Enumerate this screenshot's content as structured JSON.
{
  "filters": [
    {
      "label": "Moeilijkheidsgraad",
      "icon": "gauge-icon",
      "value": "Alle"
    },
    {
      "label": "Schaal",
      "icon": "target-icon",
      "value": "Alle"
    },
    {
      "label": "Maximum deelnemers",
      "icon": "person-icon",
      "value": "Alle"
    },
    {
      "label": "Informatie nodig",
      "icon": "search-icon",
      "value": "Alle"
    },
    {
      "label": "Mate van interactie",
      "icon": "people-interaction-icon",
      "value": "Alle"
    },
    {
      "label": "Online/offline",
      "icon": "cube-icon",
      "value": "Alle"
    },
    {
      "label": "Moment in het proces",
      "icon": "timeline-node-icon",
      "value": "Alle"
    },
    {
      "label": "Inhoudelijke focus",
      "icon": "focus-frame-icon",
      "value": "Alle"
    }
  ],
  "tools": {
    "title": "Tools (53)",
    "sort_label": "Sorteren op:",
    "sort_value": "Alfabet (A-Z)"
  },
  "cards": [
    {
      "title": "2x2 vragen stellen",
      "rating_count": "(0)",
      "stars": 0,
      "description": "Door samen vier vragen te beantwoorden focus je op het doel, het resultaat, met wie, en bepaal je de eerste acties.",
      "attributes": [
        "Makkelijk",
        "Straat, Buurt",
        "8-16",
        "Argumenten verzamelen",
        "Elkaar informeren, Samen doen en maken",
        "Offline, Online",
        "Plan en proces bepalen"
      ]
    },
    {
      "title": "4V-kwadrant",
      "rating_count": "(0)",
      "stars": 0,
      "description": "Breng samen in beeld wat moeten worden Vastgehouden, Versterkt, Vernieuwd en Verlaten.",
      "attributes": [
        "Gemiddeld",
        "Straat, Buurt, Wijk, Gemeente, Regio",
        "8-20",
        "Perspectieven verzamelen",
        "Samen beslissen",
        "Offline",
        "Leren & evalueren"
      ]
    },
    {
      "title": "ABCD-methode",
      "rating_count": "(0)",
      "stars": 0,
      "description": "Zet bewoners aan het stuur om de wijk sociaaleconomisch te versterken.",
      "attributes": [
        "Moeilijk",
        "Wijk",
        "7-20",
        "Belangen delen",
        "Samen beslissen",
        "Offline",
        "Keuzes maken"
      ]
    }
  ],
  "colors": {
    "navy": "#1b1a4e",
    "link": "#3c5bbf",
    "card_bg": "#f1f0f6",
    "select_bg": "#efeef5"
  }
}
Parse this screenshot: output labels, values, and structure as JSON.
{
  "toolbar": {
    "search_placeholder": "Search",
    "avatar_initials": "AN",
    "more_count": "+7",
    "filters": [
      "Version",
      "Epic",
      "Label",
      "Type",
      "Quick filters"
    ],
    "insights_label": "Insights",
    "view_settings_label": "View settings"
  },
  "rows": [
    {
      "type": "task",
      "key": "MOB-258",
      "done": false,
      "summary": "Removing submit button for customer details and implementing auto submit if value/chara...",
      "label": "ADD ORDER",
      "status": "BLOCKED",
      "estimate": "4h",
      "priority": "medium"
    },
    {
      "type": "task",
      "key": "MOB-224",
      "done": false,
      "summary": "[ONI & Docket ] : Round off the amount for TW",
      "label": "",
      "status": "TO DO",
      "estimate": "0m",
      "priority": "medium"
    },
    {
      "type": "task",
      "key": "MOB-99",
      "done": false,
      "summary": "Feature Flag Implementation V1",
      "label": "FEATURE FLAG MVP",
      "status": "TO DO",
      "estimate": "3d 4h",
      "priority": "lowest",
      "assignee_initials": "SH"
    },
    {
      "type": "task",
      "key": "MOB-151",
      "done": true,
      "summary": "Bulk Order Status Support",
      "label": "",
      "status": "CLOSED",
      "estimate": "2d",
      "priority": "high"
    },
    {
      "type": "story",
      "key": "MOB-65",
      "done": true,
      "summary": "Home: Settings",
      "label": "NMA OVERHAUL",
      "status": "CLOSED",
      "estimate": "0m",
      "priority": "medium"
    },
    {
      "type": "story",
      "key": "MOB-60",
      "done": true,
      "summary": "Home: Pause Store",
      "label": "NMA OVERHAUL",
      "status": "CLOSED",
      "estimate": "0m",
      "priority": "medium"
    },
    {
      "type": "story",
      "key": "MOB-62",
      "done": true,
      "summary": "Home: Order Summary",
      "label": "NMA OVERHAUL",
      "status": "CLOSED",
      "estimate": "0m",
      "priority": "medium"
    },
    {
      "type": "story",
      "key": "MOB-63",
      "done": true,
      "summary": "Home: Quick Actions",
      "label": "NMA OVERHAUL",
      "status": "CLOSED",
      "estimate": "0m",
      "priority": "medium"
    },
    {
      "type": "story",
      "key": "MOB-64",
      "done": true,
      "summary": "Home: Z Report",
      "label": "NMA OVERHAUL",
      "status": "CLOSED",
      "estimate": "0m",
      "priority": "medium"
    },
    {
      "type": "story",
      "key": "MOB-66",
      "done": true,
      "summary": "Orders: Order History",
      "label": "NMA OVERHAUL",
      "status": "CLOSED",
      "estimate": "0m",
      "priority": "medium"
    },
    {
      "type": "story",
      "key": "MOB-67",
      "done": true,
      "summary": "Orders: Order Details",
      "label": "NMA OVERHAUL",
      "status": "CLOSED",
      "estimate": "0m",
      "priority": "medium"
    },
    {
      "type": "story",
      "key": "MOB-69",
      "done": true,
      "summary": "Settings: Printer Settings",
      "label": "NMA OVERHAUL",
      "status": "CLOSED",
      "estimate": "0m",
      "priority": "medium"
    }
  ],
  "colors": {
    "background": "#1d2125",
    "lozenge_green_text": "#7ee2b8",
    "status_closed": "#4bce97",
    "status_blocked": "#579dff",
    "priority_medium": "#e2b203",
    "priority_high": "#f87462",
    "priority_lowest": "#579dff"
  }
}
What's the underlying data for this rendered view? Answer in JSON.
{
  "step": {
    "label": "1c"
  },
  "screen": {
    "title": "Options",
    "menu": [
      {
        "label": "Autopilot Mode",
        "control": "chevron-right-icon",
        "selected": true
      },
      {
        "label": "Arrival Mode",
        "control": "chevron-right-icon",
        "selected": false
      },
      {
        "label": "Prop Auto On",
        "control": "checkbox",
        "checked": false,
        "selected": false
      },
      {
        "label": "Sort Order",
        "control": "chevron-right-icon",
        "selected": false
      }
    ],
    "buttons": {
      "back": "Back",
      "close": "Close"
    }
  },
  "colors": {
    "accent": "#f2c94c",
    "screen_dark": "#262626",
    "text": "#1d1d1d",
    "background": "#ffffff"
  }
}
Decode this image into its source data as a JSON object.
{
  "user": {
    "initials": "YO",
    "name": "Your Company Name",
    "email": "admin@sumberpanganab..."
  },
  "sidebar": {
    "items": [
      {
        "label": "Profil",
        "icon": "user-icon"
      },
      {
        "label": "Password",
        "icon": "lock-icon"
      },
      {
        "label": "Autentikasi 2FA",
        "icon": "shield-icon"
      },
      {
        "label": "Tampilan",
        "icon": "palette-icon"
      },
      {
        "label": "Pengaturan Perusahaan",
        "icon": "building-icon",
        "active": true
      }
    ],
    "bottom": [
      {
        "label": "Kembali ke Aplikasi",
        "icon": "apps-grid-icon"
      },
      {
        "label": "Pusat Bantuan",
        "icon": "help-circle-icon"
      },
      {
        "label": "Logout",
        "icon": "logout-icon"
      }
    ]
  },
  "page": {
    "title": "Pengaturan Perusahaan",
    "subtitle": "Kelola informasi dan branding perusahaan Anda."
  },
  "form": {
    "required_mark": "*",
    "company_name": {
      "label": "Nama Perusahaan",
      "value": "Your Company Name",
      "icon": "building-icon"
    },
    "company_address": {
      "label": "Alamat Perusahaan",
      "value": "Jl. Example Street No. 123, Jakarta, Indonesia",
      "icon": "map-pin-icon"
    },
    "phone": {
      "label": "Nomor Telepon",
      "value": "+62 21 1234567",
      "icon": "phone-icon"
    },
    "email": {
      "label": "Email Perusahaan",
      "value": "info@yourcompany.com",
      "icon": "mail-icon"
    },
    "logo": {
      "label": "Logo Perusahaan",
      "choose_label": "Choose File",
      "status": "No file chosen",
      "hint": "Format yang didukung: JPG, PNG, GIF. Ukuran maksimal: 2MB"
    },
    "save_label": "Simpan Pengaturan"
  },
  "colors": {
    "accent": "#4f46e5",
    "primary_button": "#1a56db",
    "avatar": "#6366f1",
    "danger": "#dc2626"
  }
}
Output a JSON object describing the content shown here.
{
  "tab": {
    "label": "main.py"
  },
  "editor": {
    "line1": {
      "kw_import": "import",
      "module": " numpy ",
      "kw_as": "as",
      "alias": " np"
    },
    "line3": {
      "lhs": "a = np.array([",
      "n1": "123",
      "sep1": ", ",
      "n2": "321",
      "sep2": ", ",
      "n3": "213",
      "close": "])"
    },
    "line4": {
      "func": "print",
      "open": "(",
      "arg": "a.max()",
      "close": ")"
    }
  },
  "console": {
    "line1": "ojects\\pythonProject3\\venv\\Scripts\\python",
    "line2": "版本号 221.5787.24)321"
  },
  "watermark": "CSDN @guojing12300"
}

+===+

### Set problem:
Everything from the line that contains "Output a JSON" through the end of the records must be duplicated exactly, and nothing outside that range.

### Written response:
Output a JSON object describing the content shown here.
{
  "tab": {
    "label": "main.py"
  },
  "editor": {
    "line1": {
      "kw_import": "import",
      "module": " numpy ",
      "kw_as": "as",
      "alias": " np"
    },
    "line3": {
      "lhs": "a = np.array([",
      "n1": "123",
      "sep1": ", ",
      "n2": "321",
      "sep2": ", ",
      "n3": "213",
      "close": "])"
    },
    "line4": {
      "func": "print",
      "open": "(",
      "arg": "a.max()",
      "close": ")"
    }
  },
  "console": {
    "line1": "ojects\\pythonProject3\\venv\\Scripts\\python",
    "line2": "版本号 221.5787.24)321"
  },
  "watermark": "CSDN @guojing12300"
}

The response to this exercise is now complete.